WHAT IS ASKED:
Give only the number of lines that include the string "this".

DATA EXCERPTS:

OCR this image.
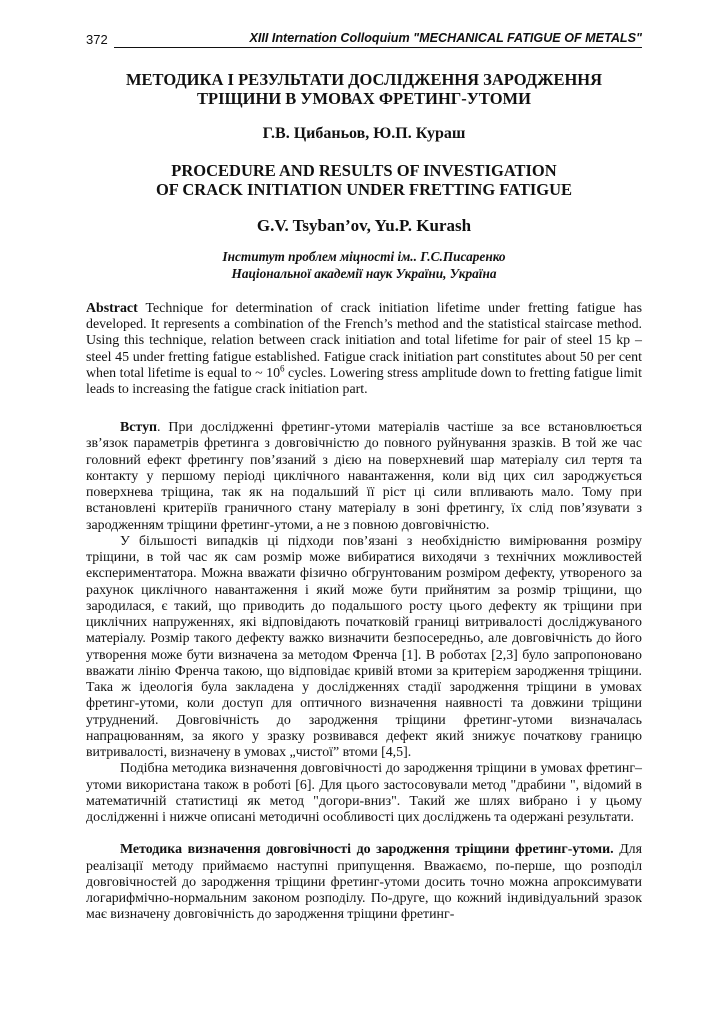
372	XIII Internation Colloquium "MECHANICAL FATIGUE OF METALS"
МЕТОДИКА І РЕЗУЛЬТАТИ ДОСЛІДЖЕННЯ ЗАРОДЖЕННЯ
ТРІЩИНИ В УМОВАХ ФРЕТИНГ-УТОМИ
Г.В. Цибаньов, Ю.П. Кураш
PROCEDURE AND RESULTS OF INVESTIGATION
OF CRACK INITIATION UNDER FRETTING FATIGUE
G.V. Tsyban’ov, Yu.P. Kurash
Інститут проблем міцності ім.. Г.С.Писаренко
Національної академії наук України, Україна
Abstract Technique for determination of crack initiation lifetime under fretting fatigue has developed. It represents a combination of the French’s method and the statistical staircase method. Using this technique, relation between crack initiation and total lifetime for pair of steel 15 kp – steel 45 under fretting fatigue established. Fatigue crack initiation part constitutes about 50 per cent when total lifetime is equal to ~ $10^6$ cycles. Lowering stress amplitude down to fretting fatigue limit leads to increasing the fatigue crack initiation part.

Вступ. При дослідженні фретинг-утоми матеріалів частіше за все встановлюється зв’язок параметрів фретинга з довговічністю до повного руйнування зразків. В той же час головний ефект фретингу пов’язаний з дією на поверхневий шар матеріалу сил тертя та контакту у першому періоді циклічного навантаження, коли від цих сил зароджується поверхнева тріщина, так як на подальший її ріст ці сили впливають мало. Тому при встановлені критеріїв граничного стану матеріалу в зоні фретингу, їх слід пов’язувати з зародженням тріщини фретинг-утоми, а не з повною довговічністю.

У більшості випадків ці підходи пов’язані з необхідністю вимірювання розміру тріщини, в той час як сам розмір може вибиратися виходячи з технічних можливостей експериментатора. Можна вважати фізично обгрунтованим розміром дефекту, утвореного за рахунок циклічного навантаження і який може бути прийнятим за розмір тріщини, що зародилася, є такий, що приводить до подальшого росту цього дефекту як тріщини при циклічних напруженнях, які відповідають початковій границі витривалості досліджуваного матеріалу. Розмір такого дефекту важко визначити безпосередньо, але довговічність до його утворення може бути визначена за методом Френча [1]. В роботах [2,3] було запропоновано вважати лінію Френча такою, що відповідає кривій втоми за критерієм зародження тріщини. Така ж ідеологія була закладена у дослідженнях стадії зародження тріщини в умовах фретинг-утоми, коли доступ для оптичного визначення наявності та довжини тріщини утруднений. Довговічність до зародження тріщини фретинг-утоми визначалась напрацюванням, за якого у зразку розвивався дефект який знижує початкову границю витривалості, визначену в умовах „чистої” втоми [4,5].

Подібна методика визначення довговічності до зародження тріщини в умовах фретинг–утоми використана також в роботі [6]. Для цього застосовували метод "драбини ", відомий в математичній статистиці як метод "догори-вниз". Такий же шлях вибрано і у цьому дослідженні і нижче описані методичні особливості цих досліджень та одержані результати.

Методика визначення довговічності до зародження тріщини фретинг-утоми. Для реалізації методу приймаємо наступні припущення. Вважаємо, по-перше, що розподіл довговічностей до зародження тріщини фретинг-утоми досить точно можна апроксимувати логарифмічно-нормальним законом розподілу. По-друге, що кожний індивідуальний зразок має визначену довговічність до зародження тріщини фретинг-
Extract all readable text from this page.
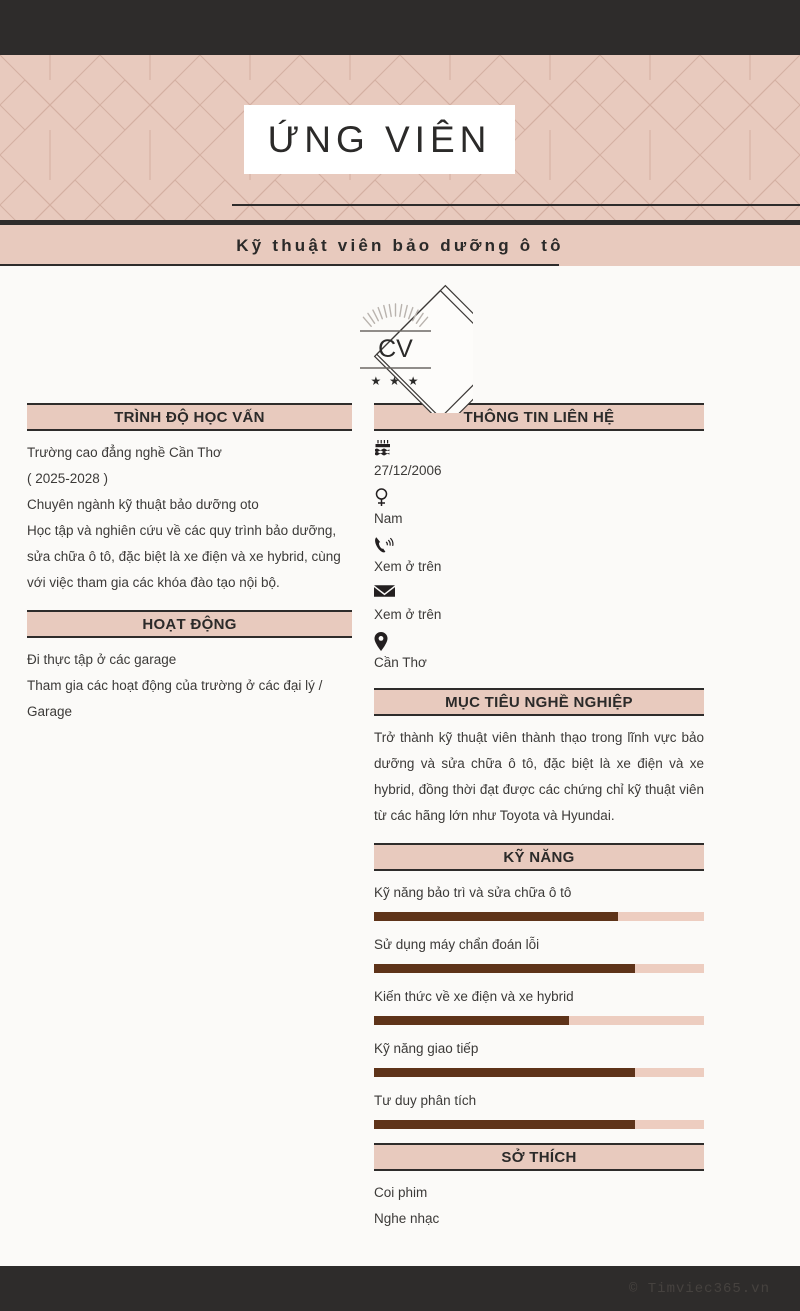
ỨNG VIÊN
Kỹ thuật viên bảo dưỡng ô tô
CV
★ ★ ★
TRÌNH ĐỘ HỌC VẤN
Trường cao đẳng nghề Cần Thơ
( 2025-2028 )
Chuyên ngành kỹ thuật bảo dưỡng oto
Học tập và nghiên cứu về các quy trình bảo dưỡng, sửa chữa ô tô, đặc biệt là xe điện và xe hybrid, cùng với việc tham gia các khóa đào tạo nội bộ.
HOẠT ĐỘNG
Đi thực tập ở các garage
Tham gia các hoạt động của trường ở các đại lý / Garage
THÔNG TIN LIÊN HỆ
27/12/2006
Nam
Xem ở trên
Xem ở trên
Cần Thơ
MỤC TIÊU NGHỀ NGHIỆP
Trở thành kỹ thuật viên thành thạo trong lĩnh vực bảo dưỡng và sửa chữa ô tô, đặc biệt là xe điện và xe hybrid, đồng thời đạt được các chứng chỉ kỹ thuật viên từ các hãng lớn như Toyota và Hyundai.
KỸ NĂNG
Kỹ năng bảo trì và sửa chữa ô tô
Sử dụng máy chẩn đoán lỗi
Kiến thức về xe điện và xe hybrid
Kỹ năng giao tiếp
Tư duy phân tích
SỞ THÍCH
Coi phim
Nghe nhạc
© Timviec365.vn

COMPLETE ANSWER:
3